**WHAT NEEDS TO BE DONE:** Work out how many lines in the data hold the word "total", and reply with that number only.

--- --- ---

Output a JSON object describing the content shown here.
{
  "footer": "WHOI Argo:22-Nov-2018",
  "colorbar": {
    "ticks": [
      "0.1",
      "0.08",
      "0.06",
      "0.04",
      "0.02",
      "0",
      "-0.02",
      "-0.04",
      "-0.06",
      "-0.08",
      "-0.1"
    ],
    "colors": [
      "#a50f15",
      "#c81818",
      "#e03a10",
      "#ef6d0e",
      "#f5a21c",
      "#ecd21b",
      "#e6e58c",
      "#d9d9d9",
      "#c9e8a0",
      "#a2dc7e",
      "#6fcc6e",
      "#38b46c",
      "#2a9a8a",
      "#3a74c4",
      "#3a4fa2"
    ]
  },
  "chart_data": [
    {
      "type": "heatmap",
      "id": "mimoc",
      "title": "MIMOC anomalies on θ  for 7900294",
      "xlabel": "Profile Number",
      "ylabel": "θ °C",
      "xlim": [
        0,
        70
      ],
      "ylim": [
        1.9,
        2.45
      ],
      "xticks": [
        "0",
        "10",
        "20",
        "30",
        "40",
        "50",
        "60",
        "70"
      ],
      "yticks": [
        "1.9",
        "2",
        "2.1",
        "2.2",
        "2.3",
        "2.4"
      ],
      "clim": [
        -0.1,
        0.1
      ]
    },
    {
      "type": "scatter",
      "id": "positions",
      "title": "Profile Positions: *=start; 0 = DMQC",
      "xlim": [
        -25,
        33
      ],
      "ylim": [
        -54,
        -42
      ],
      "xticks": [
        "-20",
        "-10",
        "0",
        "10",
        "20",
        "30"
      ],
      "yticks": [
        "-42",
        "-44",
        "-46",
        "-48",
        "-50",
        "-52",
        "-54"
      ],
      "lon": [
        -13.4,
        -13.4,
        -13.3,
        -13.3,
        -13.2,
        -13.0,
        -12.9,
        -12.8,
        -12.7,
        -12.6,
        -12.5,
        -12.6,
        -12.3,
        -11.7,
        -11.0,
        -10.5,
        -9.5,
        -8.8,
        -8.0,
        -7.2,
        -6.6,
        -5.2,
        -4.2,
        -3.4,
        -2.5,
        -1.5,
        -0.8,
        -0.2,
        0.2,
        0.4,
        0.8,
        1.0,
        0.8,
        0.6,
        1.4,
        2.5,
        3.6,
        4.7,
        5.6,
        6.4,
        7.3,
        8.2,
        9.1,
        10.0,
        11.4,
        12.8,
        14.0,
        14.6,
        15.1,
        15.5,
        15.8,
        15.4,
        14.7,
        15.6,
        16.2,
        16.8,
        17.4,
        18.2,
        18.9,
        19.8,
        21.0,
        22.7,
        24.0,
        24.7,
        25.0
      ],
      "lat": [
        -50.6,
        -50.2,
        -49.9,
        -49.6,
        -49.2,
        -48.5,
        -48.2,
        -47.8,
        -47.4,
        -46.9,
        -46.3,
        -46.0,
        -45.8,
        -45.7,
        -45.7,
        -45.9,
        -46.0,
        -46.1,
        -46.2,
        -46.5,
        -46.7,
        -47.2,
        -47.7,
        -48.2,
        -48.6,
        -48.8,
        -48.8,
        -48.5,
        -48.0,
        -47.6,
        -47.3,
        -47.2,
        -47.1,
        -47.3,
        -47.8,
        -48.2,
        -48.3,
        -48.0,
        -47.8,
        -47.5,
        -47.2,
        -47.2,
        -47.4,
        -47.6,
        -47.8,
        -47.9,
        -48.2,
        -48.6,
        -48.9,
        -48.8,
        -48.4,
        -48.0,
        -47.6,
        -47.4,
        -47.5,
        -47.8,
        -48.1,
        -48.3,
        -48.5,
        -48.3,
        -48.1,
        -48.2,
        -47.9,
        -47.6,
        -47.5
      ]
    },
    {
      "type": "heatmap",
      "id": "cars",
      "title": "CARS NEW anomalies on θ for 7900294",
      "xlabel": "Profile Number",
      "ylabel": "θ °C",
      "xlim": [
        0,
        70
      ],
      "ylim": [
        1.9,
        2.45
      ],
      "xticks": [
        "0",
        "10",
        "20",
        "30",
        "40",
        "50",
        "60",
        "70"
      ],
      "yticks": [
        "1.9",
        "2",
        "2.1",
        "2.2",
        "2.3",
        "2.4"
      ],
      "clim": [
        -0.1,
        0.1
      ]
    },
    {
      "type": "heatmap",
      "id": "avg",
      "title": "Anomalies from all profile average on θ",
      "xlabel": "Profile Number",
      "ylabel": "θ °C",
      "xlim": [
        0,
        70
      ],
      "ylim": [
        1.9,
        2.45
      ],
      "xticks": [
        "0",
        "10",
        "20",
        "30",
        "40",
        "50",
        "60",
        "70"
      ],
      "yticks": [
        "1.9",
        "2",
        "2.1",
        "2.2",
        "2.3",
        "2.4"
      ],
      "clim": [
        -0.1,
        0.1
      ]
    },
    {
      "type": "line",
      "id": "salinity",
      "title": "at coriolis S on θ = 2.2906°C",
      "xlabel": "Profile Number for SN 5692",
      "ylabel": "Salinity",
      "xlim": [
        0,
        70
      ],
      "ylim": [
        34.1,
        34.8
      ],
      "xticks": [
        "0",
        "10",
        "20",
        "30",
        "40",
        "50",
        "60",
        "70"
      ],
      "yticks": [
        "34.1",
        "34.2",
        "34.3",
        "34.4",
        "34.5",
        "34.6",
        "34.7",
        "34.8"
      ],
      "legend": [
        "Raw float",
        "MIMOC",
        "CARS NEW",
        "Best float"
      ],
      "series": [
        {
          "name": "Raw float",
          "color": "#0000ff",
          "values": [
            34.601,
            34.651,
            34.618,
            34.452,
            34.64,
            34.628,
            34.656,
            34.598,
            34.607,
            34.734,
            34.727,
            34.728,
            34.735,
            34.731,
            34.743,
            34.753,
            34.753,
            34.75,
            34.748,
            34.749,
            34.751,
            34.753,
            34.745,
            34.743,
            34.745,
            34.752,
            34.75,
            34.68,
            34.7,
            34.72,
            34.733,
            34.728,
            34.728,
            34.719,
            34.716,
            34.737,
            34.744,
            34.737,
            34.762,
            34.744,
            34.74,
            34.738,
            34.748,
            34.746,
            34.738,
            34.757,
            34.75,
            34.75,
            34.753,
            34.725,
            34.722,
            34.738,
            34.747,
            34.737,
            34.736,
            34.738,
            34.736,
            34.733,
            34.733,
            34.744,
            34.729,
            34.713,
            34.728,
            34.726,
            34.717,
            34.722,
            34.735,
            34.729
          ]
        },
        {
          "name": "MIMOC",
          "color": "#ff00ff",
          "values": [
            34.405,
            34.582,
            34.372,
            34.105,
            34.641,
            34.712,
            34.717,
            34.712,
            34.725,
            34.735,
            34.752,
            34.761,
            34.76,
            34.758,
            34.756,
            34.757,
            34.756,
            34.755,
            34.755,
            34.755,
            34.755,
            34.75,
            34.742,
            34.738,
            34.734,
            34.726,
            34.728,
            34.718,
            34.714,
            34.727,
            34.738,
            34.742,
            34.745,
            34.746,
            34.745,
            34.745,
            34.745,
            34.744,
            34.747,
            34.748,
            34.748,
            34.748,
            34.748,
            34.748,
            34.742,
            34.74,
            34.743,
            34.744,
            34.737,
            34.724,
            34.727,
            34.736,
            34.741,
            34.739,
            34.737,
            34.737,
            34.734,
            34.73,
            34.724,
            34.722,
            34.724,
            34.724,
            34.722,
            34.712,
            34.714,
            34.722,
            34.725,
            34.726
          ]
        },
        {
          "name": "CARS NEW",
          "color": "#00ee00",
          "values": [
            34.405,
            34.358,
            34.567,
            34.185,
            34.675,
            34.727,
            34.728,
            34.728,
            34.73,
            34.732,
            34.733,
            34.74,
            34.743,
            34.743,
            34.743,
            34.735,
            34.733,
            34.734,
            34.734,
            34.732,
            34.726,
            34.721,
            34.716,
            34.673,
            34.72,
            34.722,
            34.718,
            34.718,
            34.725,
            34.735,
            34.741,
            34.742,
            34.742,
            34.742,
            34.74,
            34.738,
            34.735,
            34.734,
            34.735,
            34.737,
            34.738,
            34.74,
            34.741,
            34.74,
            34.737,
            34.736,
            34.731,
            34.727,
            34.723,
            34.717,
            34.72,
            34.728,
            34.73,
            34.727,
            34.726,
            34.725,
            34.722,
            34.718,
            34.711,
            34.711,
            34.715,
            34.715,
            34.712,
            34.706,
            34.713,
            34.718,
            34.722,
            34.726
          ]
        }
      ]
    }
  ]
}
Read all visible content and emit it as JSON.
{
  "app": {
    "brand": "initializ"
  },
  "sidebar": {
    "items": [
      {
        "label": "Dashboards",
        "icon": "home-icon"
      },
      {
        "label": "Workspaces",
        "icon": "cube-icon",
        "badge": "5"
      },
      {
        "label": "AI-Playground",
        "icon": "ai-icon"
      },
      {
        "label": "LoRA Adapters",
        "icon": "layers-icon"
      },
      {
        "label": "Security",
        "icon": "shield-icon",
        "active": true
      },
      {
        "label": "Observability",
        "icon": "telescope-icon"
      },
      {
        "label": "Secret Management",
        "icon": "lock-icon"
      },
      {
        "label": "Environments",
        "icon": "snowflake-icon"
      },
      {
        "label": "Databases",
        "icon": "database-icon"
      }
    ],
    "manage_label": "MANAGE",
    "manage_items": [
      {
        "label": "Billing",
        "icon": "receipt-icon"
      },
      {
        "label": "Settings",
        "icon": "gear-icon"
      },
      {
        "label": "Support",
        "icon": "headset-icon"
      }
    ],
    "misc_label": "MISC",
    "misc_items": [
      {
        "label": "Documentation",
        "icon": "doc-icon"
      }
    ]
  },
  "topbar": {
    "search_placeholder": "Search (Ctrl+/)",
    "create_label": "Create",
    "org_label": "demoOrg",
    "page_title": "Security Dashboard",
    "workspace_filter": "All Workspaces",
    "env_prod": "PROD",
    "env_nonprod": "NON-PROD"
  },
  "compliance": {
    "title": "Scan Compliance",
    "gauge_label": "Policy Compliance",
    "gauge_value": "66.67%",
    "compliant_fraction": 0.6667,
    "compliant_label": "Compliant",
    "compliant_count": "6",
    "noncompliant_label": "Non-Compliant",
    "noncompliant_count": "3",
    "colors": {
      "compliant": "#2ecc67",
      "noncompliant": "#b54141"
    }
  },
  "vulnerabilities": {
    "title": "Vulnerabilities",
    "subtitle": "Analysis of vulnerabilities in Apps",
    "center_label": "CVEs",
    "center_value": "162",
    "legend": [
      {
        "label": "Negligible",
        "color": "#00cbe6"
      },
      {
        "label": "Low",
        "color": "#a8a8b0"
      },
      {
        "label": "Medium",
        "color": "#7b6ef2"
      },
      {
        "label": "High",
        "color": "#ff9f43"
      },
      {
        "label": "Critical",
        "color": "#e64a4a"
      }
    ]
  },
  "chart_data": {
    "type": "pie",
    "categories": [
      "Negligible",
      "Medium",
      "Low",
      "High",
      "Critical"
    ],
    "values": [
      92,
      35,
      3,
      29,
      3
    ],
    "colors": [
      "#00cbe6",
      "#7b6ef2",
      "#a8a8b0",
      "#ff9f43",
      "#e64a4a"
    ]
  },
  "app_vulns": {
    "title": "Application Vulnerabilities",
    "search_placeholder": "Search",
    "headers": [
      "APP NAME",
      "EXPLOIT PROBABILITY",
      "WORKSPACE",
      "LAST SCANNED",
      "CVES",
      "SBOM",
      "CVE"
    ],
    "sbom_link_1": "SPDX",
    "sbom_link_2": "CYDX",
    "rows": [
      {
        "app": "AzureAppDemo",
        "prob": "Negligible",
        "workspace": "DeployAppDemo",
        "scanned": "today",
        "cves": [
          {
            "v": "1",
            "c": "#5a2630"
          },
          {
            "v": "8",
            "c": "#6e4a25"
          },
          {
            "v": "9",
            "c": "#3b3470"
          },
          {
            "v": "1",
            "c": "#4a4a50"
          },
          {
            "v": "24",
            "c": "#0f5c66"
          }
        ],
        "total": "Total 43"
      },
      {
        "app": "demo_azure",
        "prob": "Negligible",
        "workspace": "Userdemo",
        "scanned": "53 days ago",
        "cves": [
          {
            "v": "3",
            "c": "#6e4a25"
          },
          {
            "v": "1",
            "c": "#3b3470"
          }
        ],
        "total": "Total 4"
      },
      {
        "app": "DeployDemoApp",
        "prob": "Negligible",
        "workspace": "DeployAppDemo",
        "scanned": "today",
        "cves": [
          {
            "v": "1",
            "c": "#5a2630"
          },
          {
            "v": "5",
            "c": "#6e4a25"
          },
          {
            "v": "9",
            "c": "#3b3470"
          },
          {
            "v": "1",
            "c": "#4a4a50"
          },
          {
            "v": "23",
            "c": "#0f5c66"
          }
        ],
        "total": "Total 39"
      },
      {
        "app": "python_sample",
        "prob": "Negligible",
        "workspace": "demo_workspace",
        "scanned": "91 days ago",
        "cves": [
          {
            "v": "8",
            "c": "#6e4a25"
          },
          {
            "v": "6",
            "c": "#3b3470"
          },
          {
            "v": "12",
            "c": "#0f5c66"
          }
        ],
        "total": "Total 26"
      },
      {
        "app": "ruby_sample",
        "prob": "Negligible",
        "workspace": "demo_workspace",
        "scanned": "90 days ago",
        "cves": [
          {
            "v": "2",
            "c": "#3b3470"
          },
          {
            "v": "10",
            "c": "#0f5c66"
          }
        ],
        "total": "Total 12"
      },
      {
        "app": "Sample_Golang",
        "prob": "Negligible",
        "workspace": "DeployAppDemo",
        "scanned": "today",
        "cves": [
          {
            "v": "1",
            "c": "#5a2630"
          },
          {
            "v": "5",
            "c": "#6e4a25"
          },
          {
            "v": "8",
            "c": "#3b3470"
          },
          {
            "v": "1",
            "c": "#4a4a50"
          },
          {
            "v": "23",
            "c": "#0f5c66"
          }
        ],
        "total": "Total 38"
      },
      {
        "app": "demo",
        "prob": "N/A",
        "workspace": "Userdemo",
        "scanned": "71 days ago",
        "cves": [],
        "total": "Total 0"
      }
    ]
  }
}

--- --- ---

**TASK OUTPUT:** 7